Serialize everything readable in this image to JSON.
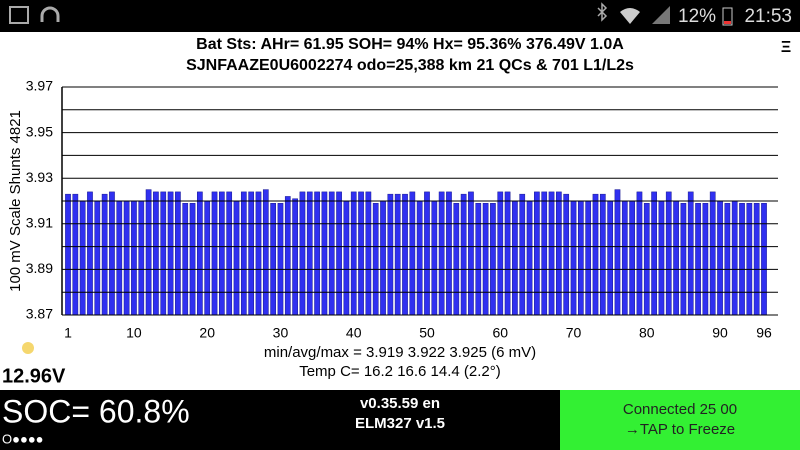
{
  "status_bar": {
    "battery": "12%",
    "time": "21:53"
  },
  "header": {
    "line1": "Bat Sts:  AHr= 61.95  SOH= 94%   Hx= 95.36%   376.49V 1.0A",
    "line2": "SJNFAAZE0U6002274 odo=25,388 km  21 QCs  &  701 L1/L2s",
    "menu": "Ξ"
  },
  "chart_data": {
    "type": "bar",
    "y_label": "100 mV Scale   Shunts 4821",
    "color": "#3030f0",
    "categories": [
      1,
      null,
      null,
      null,
      null,
      null,
      null,
      null,
      null,
      10,
      null,
      null,
      null,
      null,
      null,
      null,
      null,
      null,
      null,
      20,
      null,
      null,
      null,
      null,
      null,
      null,
      null,
      null,
      null,
      30,
      null,
      null,
      null,
      null,
      null,
      null,
      null,
      null,
      null,
      40,
      null,
      null,
      null,
      null,
      null,
      null,
      null,
      null,
      null,
      50,
      null,
      null,
      null,
      null,
      null,
      null,
      null,
      null,
      null,
      60,
      null,
      null,
      null,
      null,
      null,
      null,
      null,
      null,
      null,
      70,
      null,
      null,
      null,
      null,
      null,
      null,
      null,
      null,
      null,
      80,
      null,
      null,
      null,
      null,
      null,
      null,
      null,
      null,
      null,
      90,
      null,
      null,
      null,
      null,
      null,
      96
    ],
    "values": [
      3.923,
      3.923,
      3.92,
      3.924,
      3.92,
      3.923,
      3.924,
      3.92,
      3.92,
      3.92,
      3.92,
      3.925,
      3.924,
      3.924,
      3.924,
      3.924,
      3.919,
      3.919,
      3.924,
      3.92,
      3.924,
      3.924,
      3.924,
      3.92,
      3.924,
      3.924,
      3.924,
      3.925,
      3.919,
      3.919,
      3.922,
      3.921,
      3.924,
      3.924,
      3.924,
      3.924,
      3.924,
      3.924,
      3.92,
      3.924,
      3.924,
      3.924,
      3.919,
      3.92,
      3.923,
      3.923,
      3.923,
      3.924,
      3.92,
      3.924,
      3.92,
      3.924,
      3.924,
      3.919,
      3.923,
      3.924,
      3.919,
      3.919,
      3.919,
      3.924,
      3.924,
      3.92,
      3.923,
      3.92,
      3.924,
      3.924,
      3.924,
      3.924,
      3.923,
      3.92,
      3.92,
      3.92,
      3.923,
      3.923,
      3.92,
      3.925,
      3.92,
      3.92,
      3.924,
      3.919,
      3.924,
      3.92,
      3.924,
      3.92,
      3.919,
      3.924,
      3.919,
      3.919,
      3.924,
      3.92,
      3.919,
      3.92,
      3.919,
      3.919,
      3.919,
      3.919
    ],
    "ylim": [
      3.87,
      3.97
    ],
    "yticks": [
      3.87,
      3.89,
      3.91,
      3.93,
      3.95,
      3.97
    ],
    "minor_gridlines": [
      3.88,
      3.9,
      3.92,
      3.94,
      3.96
    ],
    "grid": true
  },
  "stats": {
    "minmax": "min/avg/max = 3.919 3.922 3.925  (6 mV)",
    "temp": "Temp C= 16.2  16.6  14.4  (2.2°)",
    "voltage": "12.96V"
  },
  "footer": {
    "soc": "SOC= 60.8%",
    "dots": "O●●●●",
    "version": "v0.35.59 en",
    "adapter": "ELM327 v1.5",
    "connected": "Connected 25 00",
    "action": "→TAP to Freeze"
  }
}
******************************
▶ [Problem requirements] Except for the pictures, reproduce every line exactly.

▶ [Problem solution]
Serialize everything readable in this image to JSON.
{
  "status_bar": {
    "battery": "12%",
    "time": "21:53"
  },
  "header": {
    "line1": "Bat Sts:  AHr= 61.95  SOH= 94%   Hx= 95.36%   376.49V 1.0A",
    "line2": "SJNFAAZE0U6002274 odo=25,388 km  21 QCs  &  701 L1/L2s",
    "menu": "Ξ"
  },
  "chart_data": {
    "type": "bar",
    "y_label": "100 mV Scale   Shunts 4821",
    "color": "#3030f0",
    "categories": [
      1,
      null,
      null,
      null,
      null,
      null,
      null,
      null,
      null,
      10,
      null,
      null,
      null,
      null,
      null,
      null,
      null,
      null,
      null,
      20,
      null,
      null,
      null,
      null,
      null,
      null,
      null,
      null,
      null,
      30,
      null,
      null,
      null,
      null,
      null,
      null,
      null,
      null,
      null,
      40,
      null,
      null,
      null,
      null,
      null,
      null,
      null,
      null,
      null,
      50,
      null,
      null,
      null,
      null,
      null,
      null,
      null,
      null,
      null,
      60,
      null,
      null,
      null,
      null,
      null,
      null,
      null,
      null,
      null,
      70,
      null,
      null,
      null,
      null,
      null,
      null,
      null,
      null,
      null,
      80,
      null,
      null,
      null,
      null,
      null,
      null,
      null,
      null,
      null,
      90,
      null,
      null,
      null,
      null,
      null,
      96
    ],
    "values": [
      3.923,
      3.923,
      3.92,
      3.924,
      3.92,
      3.923,
      3.924,
      3.92,
      3.92,
      3.92,
      3.92,
      3.925,
      3.924,
      3.924,
      3.924,
      3.924,
      3.919,
      3.919,
      3.924,
      3.92,
      3.924,
      3.924,
      3.924,
      3.92,
      3.924,
      3.924,
      3.924,
      3.925,
      3.919,
      3.919,
      3.922,
      3.921,
      3.924,
      3.924,
      3.924,
      3.924,
      3.924,
      3.924,
      3.92,
      3.924,
      3.924,
      3.924,
      3.919,
      3.92,
      3.923,
      3.923,
      3.923,
      3.924,
      3.92,
      3.924,
      3.92,
      3.924,
      3.924,
      3.919,
      3.923,
      3.924,
      3.919,
      3.919,
      3.919,
      3.924,
      3.924,
      3.92,
      3.923,
      3.92,
      3.924,
      3.924,
      3.924,
      3.924,
      3.923,
      3.92,
      3.92,
      3.92,
      3.923,
      3.923,
      3.92,
      3.925,
      3.92,
      3.92,
      3.924,
      3.919,
      3.924,
      3.92,
      3.924,
      3.92,
      3.919,
      3.924,
      3.919,
      3.919,
      3.924,
      3.92,
      3.919,
      3.92,
      3.919,
      3.919,
      3.919,
      3.919
    ],
    "ylim": [
      3.87,
      3.97
    ],
    "yticks": [
      3.87,
      3.89,
      3.91,
      3.93,
      3.95,
      3.97
    ],
    "minor_gridlines": [
      3.88,
      3.9,
      3.92,
      3.94,
      3.96
    ],
    "grid": true
  },
  "stats": {
    "minmax": "min/avg/max = 3.919 3.922 3.925  (6 mV)",
    "temp": "Temp C= 16.2  16.6  14.4  (2.2°)",
    "voltage": "12.96V"
  },
  "footer": {
    "soc": "SOC= 60.8%",
    "dots": "O●●●●",
    "version": "v0.35.59 en",
    "adapter": "ELM327 v1.5",
    "connected": "Connected 25 00",
    "action": "→TAP to Freeze"
  }
}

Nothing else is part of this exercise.